## BEGIN

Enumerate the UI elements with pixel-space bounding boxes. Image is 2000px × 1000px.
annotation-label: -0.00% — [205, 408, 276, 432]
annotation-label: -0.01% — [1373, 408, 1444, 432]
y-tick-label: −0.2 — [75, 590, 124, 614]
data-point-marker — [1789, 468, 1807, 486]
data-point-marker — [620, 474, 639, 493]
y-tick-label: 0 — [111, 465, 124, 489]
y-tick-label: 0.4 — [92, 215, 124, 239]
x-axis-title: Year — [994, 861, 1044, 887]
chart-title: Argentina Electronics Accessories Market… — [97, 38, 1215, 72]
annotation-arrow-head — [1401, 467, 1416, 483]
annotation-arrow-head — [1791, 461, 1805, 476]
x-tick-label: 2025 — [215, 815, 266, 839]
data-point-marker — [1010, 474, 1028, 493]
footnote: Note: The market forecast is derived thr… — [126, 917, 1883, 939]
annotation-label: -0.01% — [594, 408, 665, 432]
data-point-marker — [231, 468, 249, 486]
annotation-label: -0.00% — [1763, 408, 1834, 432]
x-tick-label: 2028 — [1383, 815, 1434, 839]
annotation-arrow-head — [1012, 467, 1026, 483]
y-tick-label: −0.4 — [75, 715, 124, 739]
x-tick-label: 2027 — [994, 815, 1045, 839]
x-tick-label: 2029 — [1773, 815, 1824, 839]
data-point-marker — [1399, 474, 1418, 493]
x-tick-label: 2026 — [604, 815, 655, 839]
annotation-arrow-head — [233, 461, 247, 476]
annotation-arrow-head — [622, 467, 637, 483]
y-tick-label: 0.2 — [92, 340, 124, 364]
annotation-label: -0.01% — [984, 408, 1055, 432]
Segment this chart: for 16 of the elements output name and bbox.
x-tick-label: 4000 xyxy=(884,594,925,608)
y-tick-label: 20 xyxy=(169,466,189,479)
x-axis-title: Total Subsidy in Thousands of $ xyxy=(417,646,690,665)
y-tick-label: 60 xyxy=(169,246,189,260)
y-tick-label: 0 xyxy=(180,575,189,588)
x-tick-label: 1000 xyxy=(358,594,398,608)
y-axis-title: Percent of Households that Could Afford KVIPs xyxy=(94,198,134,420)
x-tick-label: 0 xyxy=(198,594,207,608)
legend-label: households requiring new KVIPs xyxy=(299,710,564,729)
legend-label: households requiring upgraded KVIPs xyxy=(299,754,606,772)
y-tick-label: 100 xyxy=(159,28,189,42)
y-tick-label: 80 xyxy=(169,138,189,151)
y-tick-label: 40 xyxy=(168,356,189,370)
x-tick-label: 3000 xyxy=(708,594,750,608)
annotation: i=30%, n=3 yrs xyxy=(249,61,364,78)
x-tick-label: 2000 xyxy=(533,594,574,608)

## END

● REQUIRED TASK:
Turn the lines from the first one up to and including the line with "x-axis-title: Year — [994, 861, 1044, 887]" into a Markdown table with the columns Row and Line, numbering the rows and omitting any blank lines.

● TASK OUTPUT:
| Row | Line |
|---|---|
| 1 | Enumerate the UI elements with pixel-space bounding boxes. Image is 2000px × 1000px. |
| 2 | annotation-label: -0.00% — [205, 408, 276, 432] |
| 3 | annotation-label: -0.01% — [1373, 408, 1444, 432] |
| 4 | y-tick-label: −0.2 — [75, 590, 124, 614] |
| 5 | data-point-marker — [1789, 468, 1807, 486] |
| 6 | data-point-marker — [620, 474, 639, 493] |
| 7 | y-tick-label: 0 — [111, 465, 124, 489] |
| 8 | y-tick-label: 0.4 — [92, 215, 124, 239] |
| 9 | x-axis-title: Year — [994, 861, 1044, 887] |